--- BEGIN ---

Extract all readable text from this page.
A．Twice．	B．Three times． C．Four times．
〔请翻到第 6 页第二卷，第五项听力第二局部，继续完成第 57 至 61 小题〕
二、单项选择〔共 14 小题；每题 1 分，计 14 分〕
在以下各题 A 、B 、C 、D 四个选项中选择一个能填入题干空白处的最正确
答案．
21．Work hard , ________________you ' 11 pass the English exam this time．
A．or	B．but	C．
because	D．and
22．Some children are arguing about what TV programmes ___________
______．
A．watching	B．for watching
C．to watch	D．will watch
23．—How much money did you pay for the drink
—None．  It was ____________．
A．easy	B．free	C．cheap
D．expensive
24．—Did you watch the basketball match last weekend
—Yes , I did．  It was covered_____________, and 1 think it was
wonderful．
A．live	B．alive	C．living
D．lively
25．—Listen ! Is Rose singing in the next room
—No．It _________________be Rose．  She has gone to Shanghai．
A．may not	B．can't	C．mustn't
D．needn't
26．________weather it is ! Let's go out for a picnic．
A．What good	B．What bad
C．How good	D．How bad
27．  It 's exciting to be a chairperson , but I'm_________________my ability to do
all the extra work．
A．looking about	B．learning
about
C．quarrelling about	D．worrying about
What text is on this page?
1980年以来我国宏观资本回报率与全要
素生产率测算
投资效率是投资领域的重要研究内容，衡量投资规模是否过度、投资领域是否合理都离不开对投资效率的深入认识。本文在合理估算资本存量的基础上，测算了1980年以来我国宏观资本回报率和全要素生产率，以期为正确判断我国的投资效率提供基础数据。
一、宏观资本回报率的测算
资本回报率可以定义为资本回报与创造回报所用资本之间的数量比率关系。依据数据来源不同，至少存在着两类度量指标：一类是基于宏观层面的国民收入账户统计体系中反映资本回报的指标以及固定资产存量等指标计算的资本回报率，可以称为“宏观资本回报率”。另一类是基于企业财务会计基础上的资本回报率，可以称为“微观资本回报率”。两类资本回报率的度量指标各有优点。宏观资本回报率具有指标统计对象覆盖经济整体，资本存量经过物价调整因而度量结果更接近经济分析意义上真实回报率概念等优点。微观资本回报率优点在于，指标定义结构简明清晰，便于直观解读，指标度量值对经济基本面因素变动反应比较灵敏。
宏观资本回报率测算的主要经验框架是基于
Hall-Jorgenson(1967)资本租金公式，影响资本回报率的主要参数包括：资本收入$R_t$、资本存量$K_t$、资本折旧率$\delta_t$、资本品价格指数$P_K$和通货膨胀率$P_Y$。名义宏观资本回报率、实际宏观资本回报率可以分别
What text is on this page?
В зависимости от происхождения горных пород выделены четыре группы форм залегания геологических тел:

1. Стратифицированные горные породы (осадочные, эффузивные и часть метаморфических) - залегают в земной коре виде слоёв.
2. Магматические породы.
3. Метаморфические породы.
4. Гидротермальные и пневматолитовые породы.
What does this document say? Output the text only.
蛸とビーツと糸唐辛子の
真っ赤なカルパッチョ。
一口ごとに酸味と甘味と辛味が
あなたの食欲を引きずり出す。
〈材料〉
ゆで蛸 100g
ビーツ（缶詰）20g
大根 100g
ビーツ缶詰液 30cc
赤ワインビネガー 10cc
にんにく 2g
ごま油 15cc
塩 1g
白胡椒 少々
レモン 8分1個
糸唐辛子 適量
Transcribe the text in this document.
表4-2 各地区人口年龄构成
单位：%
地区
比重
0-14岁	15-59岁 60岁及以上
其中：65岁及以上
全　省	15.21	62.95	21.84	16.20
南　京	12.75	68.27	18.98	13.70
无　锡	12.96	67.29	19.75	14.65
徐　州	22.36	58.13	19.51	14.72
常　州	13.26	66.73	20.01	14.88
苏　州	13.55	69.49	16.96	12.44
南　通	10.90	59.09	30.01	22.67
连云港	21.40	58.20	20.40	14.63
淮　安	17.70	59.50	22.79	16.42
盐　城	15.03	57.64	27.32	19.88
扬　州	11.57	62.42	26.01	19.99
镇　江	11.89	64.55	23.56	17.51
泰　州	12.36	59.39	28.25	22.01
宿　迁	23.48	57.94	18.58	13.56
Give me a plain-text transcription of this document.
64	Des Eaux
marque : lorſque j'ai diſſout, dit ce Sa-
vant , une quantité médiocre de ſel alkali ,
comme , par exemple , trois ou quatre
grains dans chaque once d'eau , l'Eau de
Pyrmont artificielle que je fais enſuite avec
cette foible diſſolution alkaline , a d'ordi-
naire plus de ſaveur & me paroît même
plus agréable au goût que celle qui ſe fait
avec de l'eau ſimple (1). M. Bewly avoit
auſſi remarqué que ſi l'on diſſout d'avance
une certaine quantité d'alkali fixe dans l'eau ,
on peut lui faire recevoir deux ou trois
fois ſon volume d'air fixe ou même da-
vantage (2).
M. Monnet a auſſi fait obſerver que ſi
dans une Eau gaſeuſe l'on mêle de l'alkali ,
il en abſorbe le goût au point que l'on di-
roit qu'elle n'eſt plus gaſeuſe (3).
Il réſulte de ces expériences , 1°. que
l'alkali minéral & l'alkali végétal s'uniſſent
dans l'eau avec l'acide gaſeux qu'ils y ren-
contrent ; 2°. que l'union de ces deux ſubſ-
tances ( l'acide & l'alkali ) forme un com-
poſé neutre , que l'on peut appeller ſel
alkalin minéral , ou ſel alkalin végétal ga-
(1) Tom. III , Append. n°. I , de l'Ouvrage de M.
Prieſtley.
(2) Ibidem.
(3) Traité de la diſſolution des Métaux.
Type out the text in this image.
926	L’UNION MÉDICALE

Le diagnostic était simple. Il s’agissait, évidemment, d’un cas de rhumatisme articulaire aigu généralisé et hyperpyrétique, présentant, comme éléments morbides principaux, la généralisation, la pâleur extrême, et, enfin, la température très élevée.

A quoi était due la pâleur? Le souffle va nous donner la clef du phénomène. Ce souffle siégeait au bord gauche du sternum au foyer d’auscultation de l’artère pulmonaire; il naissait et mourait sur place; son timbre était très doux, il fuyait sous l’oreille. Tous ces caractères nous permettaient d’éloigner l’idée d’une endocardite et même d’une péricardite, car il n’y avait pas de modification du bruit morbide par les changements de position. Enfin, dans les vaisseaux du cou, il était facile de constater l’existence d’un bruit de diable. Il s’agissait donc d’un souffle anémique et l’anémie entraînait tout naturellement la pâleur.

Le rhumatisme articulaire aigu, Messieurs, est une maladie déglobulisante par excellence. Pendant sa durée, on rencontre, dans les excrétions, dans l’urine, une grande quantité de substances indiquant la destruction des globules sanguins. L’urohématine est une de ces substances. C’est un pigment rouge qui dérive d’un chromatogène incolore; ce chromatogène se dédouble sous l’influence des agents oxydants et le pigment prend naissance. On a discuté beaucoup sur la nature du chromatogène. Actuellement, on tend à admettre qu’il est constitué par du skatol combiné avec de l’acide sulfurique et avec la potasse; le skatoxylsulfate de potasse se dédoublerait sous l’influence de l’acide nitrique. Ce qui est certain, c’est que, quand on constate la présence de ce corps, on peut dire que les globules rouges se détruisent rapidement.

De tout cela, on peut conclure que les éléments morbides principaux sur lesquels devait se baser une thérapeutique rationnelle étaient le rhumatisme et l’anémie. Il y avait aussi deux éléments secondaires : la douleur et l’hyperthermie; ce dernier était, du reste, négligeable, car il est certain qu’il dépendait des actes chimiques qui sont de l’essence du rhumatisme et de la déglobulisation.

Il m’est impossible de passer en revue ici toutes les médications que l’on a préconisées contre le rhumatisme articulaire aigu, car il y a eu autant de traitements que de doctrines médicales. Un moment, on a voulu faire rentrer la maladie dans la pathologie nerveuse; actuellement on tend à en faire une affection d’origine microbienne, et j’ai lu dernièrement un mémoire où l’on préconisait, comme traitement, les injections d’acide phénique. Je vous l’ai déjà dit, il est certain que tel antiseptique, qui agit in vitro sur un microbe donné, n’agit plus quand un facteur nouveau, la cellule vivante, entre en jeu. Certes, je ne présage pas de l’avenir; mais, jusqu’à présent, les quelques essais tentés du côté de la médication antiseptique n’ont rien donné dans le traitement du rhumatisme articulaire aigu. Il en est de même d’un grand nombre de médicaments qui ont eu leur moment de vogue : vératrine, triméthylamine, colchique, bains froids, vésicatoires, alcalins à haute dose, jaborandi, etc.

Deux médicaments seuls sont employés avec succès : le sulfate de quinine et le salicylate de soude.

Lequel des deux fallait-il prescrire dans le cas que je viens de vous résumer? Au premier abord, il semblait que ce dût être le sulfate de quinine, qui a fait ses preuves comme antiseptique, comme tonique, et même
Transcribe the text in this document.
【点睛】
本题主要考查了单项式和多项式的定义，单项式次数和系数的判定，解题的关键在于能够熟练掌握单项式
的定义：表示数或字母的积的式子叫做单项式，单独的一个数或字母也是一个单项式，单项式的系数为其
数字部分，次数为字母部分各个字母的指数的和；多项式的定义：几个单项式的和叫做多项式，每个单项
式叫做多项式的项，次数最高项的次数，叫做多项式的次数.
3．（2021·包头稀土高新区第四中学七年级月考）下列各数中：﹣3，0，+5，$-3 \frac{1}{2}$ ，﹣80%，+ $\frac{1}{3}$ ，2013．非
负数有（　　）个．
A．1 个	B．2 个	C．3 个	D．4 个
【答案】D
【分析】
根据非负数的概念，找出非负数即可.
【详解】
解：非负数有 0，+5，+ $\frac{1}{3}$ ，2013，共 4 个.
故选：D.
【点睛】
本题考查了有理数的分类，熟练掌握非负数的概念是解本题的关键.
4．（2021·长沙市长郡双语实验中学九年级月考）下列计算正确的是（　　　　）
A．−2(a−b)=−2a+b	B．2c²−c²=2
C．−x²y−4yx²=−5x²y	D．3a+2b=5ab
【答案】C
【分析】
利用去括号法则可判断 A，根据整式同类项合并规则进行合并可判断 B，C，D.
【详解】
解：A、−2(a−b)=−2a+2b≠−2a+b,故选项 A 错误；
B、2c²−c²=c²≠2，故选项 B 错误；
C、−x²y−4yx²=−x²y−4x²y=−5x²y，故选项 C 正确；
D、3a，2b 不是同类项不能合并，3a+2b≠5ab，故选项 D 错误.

--- END ---

= What is needed =
Look through the data and gather every line with the string "this" in it.

= Final result =
Extract all readable text from this page.
21．Work hard , ________________you ' 11 pass the English exam this time．
What text is on this page?
What text is on this page?
What does this document say? Output the text only.
Transcribe the text in this document.
Give me a plain-text transcription of this document.
Type out the text in this image.
Transcribe the text in this document.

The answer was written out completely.